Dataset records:
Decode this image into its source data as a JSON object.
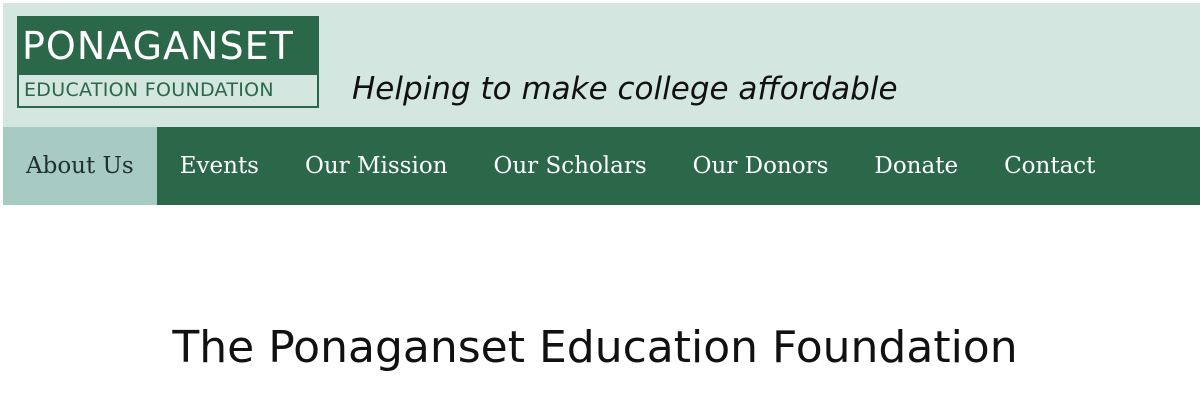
{
  "logo": {
    "top_text": "PONAGANSET",
    "bottom_text": "EDUCATION FOUNDATION"
  },
  "tagline": "Helping to make college affordable",
  "nav": {
    "items": [
      {
        "label": "About Us",
        "active": true
      },
      {
        "label": "Events",
        "active": false
      },
      {
        "label": "Our Mission",
        "active": false
      },
      {
        "label": "Our Scholars",
        "active": false
      },
      {
        "label": "Our Donors",
        "active": false
      },
      {
        "label": "Donate",
        "active": false
      },
      {
        "label": "Contact",
        "active": false
      }
    ]
  },
  "main": {
    "title": "The Ponaganset Education Foundation"
  },
  "colors": {
    "header_bg": "#d3e6e0",
    "brand_green": "#2b6749",
    "active_tab": "#a7cac2"
  }
}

**TASK DESCRIPTION:** Reproduce the material word for word. Any pictures should be left out of the copy.

**RESULT FOR THIS TASK:**
Decode this image into its source data as a JSON object.
{
  "logo": {
    "top_text": "PONAGANSET",
    "bottom_text": "EDUCATION FOUNDATION"
  },
  "tagline": "Helping to make college affordable",
  "nav": {
    "items": [
      {
        "label": "About Us",
        "active": true
      },
      {
        "label": "Events",
        "active": false
      },
      {
        "label": "Our Mission",
        "active": false
      },
      {
        "label": "Our Scholars",
        "active": false
      },
      {
        "label": "Our Donors",
        "active": false
      },
      {
        "label": "Donate",
        "active": false
      },
      {
        "label": "Contact",
        "active": false
      }
    ]
  },
  "main": {
    "title": "The Ponaganset Education Foundation"
  },
  "colors": {
    "header_bg": "#d3e6e0",
    "brand_green": "#2b6749",
    "active_tab": "#a7cac2"
  }
}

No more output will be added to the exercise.